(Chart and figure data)
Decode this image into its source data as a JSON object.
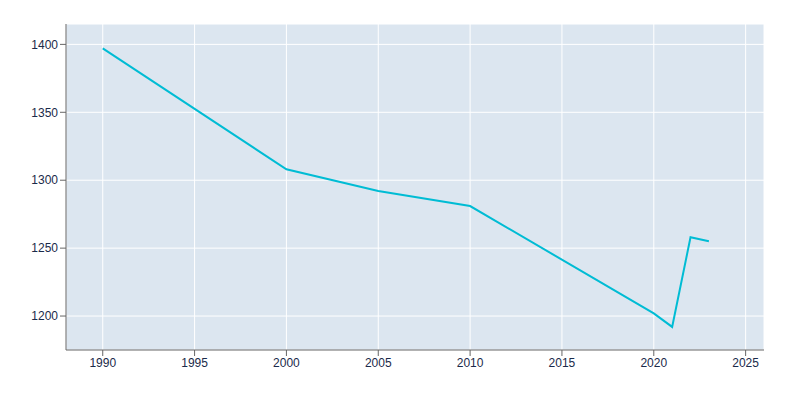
{
  "chart_data": {
    "type": "line",
    "x": [
      1990,
      2000,
      2005,
      2010,
      2020,
      2021,
      2022,
      2023
    ],
    "values": [
      1397,
      1308,
      1292,
      1281,
      1202,
      1192,
      1258,
      1255
    ],
    "color": "#00bcd4",
    "xlim": [
      1988,
      2026
    ],
    "ylim": [
      1175,
      1415
    ],
    "xticks": [
      1990,
      1995,
      2000,
      2005,
      2010,
      2015,
      2020,
      2025
    ],
    "yticks": [
      1200,
      1250,
      1300,
      1350,
      1400
    ],
    "grid": true
  }
}
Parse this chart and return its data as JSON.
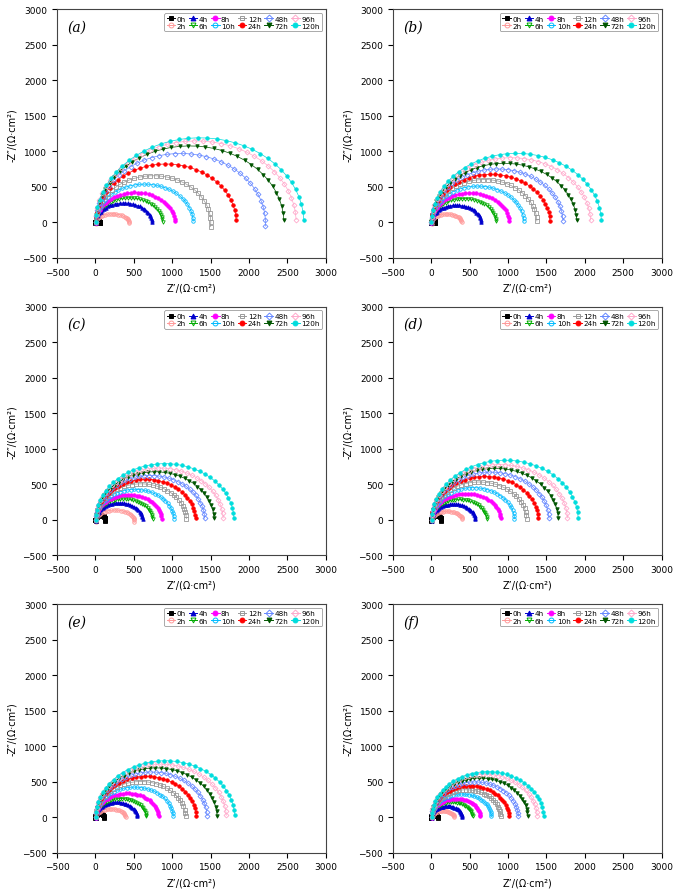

YOUR GOAL
Ignore the images and quote every line of the listing exactly.

WRITTEN RESPONSE
Decode this image into its source data as a JSON object.
{
  "chart_data": {
    "type": "line",
    "x": [
      1990,
      2000,
      2005,
      2010,
      2020,
      2021,
      2022,
      2023
    ],
    "values": [
      1397,
      1308,
      1292,
      1281,
      1202,
      1192,
      1258,
      1255
    ],
    "color": "#00bcd4",
    "xlim": [
      1988,
      2026
    ],
    "ylim": [
      1175,
      1415
    ],
    "xticks": [
      1990,
      1995,
      2000,
      2005,
      2010,
      2015,
      2020,
      2025
    ],
    "yticks": [
      1200,
      1250,
      1300,
      1350,
      1400
    ],
    "grid": true
  }
}
Parse this chart and return its data as JSON.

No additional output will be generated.